>> start Working data

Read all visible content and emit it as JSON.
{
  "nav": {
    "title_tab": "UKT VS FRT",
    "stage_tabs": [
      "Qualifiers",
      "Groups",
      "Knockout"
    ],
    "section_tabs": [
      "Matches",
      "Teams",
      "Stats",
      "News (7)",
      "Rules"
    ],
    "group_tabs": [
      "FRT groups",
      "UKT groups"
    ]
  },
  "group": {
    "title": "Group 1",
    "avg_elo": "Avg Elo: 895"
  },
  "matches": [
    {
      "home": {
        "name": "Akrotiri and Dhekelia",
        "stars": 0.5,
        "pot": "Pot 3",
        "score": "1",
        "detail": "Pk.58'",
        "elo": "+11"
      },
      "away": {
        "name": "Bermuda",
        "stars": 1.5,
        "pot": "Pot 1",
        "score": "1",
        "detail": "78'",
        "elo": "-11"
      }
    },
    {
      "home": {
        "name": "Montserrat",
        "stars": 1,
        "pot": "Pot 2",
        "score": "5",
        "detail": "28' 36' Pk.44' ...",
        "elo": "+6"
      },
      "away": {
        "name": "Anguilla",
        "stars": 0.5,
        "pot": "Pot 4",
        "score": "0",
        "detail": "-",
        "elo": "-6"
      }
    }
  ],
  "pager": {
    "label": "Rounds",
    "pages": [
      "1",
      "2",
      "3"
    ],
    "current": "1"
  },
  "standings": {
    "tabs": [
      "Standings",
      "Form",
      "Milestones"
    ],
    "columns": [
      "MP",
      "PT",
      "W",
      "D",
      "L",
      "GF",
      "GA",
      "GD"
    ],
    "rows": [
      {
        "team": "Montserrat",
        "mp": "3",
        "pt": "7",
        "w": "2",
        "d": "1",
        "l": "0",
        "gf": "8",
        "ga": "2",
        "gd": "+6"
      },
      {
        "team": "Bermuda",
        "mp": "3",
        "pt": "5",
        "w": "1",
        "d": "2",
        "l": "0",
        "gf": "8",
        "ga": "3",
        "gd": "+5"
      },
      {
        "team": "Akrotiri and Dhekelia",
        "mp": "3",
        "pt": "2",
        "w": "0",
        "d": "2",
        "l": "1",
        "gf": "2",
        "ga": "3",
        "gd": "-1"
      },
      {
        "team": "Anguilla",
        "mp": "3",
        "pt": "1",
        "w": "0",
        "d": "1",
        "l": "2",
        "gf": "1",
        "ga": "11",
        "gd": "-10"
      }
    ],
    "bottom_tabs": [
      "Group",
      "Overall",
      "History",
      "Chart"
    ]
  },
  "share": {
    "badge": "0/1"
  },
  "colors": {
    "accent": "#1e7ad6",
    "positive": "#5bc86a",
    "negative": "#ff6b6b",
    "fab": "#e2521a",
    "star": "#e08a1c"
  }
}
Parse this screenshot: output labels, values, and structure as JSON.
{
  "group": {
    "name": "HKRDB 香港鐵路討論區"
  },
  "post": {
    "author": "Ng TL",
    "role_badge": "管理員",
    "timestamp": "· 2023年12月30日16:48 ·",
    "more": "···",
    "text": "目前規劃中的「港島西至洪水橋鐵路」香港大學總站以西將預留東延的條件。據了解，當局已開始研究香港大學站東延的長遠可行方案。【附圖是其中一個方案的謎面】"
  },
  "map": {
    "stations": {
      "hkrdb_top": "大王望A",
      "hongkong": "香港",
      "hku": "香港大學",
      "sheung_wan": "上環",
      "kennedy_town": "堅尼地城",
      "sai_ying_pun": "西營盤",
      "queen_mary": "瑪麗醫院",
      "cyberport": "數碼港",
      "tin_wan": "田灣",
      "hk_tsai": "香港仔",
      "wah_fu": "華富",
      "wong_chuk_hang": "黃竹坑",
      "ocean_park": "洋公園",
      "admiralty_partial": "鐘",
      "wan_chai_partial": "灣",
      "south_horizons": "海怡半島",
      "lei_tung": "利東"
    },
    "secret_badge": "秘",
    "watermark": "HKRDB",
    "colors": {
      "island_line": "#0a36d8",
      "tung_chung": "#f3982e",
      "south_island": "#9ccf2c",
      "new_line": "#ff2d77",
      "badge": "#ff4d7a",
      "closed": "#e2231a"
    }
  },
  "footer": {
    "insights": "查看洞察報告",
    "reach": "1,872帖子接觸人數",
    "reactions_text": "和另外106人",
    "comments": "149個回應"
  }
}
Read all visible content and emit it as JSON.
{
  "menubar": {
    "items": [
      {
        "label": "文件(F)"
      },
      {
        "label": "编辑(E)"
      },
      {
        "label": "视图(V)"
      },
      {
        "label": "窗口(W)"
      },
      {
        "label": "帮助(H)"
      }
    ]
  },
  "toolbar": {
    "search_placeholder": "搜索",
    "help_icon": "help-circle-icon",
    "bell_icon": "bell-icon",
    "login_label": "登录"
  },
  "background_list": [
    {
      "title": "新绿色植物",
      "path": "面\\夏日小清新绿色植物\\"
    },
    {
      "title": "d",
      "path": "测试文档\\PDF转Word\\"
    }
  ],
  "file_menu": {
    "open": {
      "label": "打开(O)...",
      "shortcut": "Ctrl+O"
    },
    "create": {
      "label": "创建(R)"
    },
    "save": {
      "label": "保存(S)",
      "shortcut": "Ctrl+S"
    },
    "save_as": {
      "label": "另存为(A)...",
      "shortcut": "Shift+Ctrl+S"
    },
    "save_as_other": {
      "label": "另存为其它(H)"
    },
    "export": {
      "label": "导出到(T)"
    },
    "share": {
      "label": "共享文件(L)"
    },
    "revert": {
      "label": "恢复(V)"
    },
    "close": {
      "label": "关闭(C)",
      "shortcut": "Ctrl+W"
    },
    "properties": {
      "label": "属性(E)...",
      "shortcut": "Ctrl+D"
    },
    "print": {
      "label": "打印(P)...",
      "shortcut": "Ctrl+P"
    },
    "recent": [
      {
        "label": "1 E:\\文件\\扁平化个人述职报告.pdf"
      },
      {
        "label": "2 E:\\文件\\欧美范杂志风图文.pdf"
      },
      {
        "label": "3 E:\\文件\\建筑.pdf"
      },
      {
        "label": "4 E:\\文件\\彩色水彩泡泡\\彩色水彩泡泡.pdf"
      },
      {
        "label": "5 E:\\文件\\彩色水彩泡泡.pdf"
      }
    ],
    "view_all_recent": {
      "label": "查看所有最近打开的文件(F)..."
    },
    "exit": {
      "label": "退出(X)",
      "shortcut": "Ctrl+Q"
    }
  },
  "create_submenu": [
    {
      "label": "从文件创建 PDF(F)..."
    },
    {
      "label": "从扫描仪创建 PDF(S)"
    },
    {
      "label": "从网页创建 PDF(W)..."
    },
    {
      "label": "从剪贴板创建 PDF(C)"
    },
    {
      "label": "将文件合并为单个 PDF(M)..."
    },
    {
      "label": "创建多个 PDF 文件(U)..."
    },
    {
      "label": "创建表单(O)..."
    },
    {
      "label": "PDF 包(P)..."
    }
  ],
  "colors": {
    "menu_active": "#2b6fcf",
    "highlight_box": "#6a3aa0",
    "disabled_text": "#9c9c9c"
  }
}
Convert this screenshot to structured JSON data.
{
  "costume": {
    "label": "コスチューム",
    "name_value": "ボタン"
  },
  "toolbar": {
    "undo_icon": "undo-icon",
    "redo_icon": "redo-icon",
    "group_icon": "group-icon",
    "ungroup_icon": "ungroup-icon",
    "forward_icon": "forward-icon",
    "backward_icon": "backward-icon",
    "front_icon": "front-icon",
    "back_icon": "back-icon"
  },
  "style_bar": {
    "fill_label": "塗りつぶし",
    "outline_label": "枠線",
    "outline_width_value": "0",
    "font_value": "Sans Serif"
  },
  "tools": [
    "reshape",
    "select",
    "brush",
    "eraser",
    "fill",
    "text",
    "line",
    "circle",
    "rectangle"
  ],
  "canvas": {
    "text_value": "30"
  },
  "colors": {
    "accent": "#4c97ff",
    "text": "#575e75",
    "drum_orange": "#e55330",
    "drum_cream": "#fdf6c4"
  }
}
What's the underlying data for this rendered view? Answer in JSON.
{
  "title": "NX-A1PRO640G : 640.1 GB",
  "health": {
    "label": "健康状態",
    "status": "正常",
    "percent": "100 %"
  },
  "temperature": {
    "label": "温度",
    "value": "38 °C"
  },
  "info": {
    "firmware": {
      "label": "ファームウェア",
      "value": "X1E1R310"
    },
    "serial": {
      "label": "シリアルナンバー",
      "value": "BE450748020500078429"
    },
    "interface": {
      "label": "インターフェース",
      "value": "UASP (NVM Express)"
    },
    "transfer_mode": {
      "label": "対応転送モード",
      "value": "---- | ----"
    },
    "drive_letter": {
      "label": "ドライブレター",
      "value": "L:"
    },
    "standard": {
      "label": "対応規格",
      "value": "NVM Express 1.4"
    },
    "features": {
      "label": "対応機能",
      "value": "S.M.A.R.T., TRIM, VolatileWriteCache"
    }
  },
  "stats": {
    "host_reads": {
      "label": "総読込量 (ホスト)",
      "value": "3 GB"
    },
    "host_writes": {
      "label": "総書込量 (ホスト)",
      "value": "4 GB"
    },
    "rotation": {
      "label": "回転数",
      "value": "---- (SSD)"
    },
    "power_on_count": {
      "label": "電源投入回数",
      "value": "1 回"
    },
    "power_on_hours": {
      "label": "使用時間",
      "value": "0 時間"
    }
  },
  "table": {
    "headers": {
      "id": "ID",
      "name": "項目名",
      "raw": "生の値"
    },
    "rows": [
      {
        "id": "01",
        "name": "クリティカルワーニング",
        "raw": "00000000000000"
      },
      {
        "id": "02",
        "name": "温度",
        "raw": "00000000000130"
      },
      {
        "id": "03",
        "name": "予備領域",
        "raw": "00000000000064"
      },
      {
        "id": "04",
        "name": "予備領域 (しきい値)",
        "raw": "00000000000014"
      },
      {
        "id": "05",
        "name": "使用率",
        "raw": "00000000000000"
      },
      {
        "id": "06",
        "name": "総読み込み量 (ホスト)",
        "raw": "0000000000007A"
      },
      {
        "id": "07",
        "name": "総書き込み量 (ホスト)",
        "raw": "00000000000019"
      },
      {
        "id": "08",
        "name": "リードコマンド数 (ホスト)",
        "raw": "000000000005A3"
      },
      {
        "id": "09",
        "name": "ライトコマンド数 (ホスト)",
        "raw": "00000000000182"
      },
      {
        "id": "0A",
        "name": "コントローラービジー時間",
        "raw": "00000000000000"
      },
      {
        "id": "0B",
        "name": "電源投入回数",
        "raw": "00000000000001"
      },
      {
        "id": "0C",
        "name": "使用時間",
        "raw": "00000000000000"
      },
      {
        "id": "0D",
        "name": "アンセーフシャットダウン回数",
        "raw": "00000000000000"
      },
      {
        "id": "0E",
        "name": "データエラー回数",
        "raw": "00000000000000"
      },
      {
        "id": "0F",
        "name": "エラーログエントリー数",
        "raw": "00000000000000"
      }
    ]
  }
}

>> end Working data

- **Task objective**
Select and copy every line of the listing with the word "彩色水彩泡泡".

- **Result of this task**
        "label": "4 E:\\文件\\彩色水彩泡泡\\彩色水彩泡泡.pdf"
        "label": "5 E:\\文件\\彩色水彩泡泡.pdf"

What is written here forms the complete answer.